[Recorded data]
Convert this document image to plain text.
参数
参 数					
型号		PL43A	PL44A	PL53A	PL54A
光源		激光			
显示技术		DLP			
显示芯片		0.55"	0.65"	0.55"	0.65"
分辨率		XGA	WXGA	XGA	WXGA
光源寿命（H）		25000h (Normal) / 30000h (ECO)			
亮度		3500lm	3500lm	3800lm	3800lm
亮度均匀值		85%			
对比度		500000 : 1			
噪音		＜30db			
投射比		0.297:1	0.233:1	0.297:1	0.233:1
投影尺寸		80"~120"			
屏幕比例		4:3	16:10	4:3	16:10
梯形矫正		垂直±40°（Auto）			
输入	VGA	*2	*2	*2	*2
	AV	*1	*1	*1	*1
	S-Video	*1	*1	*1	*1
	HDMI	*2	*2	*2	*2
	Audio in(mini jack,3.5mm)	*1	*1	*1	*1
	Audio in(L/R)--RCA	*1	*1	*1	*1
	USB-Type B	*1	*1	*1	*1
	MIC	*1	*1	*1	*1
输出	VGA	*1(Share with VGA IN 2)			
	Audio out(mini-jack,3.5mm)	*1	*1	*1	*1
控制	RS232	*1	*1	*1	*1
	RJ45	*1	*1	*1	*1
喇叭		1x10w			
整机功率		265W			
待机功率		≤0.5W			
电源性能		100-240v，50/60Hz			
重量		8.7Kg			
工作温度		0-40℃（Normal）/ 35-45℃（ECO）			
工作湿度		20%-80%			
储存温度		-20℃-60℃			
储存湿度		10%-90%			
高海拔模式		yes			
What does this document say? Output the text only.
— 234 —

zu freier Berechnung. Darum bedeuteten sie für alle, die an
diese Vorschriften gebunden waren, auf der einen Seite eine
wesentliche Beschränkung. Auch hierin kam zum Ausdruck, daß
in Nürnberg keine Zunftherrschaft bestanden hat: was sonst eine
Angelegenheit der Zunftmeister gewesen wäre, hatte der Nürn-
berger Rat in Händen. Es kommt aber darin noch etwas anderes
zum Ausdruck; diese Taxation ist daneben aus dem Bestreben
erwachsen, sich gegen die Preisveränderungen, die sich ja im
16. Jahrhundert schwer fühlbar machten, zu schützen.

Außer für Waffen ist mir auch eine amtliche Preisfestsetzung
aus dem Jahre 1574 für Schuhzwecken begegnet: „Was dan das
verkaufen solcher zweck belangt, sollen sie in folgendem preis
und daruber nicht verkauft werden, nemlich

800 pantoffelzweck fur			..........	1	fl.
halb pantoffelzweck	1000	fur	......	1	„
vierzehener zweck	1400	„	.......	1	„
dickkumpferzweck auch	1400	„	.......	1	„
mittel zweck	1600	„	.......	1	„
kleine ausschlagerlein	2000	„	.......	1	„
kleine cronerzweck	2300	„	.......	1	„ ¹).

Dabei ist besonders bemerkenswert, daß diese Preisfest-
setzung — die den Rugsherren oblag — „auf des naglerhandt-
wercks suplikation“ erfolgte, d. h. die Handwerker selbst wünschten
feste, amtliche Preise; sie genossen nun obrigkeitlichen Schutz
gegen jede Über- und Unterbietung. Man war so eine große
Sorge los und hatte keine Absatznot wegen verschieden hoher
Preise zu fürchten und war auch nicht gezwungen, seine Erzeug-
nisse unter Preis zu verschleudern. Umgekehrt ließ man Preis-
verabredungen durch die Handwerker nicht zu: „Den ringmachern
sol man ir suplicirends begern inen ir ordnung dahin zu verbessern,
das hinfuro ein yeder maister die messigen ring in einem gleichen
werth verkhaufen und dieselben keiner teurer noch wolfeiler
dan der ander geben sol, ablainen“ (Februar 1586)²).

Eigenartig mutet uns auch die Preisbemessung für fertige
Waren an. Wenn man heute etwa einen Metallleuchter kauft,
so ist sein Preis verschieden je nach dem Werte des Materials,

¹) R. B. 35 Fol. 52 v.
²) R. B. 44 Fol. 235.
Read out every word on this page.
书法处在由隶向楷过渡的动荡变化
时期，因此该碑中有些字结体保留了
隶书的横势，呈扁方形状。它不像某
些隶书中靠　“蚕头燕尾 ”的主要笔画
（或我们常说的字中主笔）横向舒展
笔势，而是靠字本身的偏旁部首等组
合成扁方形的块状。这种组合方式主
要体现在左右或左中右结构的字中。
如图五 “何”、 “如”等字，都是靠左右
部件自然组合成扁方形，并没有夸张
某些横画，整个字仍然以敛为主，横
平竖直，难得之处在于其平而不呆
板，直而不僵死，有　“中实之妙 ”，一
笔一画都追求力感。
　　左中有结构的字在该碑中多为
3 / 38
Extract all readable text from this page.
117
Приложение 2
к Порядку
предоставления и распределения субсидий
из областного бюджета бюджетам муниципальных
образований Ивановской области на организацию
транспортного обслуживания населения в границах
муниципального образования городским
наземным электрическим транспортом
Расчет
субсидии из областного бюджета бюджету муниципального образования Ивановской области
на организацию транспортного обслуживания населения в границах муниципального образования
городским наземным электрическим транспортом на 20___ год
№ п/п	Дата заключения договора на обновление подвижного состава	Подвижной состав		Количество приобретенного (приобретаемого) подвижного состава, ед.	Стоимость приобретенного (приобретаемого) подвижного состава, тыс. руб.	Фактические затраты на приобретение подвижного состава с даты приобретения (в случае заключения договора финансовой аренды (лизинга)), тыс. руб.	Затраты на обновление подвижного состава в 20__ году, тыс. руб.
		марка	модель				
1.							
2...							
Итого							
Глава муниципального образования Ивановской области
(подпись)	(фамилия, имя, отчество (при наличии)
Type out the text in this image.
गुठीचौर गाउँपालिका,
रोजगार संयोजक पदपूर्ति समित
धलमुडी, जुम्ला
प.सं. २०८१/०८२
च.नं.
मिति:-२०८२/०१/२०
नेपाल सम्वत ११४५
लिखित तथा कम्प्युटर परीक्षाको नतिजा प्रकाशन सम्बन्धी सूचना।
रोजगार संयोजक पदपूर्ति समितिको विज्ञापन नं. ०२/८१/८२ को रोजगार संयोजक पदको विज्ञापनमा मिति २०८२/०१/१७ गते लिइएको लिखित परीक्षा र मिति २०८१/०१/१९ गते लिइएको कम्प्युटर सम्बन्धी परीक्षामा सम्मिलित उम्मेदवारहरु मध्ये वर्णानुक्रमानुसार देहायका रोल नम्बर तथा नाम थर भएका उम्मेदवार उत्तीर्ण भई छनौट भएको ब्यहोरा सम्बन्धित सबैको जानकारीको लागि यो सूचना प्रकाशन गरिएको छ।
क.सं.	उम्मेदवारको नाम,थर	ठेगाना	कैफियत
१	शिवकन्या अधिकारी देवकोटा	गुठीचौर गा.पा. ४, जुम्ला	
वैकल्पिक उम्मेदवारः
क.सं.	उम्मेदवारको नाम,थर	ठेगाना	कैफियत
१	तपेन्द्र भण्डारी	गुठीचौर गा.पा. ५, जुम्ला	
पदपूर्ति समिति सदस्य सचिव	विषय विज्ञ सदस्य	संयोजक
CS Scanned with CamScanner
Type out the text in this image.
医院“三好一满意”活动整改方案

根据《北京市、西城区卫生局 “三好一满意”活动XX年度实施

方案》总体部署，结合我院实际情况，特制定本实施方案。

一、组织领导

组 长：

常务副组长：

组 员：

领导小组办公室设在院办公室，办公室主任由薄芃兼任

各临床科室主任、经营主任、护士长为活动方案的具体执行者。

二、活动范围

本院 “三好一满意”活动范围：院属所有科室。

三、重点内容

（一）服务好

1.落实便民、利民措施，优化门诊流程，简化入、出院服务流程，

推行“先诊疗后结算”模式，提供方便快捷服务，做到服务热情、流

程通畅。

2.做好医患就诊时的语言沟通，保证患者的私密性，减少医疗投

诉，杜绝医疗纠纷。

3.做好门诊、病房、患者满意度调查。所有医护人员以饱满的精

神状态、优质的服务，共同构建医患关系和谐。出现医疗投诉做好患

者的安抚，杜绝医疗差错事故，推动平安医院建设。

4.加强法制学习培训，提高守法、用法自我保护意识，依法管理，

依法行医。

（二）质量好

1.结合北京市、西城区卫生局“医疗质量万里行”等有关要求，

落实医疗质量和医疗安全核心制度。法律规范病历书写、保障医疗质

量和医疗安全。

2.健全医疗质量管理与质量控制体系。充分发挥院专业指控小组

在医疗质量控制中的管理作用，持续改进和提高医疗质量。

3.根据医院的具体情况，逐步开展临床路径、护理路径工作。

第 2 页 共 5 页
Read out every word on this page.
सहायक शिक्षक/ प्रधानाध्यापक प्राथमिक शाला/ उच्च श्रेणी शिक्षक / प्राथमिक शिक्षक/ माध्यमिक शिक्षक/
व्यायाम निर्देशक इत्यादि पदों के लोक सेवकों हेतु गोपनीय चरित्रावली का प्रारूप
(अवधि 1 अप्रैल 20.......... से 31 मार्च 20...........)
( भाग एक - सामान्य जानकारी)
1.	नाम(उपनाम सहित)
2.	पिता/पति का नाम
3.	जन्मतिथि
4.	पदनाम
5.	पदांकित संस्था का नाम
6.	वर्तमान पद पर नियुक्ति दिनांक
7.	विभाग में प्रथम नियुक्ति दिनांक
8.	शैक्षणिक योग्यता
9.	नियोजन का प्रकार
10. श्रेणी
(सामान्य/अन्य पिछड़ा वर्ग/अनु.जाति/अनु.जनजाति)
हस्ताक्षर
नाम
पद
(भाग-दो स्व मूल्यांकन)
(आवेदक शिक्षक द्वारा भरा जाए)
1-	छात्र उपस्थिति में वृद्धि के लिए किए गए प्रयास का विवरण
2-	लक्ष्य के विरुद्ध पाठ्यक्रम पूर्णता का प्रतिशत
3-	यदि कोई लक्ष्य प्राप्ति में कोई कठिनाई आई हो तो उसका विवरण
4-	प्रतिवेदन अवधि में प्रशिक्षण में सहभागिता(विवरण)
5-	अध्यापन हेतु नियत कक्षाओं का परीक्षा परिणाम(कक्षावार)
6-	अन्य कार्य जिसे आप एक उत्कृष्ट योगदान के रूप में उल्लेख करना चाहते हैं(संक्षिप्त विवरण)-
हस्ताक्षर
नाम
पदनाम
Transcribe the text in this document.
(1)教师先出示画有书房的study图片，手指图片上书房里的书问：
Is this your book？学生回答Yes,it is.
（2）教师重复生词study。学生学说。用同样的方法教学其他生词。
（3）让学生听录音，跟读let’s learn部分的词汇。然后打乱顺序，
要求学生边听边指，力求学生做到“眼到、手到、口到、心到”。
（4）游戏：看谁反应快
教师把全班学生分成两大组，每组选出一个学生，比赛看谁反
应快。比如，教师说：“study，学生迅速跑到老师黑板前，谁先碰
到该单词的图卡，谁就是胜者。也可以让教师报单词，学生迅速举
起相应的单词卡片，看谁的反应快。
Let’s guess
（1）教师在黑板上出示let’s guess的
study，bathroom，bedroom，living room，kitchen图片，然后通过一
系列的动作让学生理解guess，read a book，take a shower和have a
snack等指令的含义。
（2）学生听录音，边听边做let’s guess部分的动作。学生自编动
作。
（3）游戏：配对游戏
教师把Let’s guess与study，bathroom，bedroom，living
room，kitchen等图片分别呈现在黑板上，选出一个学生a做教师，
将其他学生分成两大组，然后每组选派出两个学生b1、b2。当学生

**DIRECTIVE**
Go through the listing above and report how many of its lines contain the word "Ивановской", with only the number as output.

**RESPONSE TO THIS EXERCISE**
3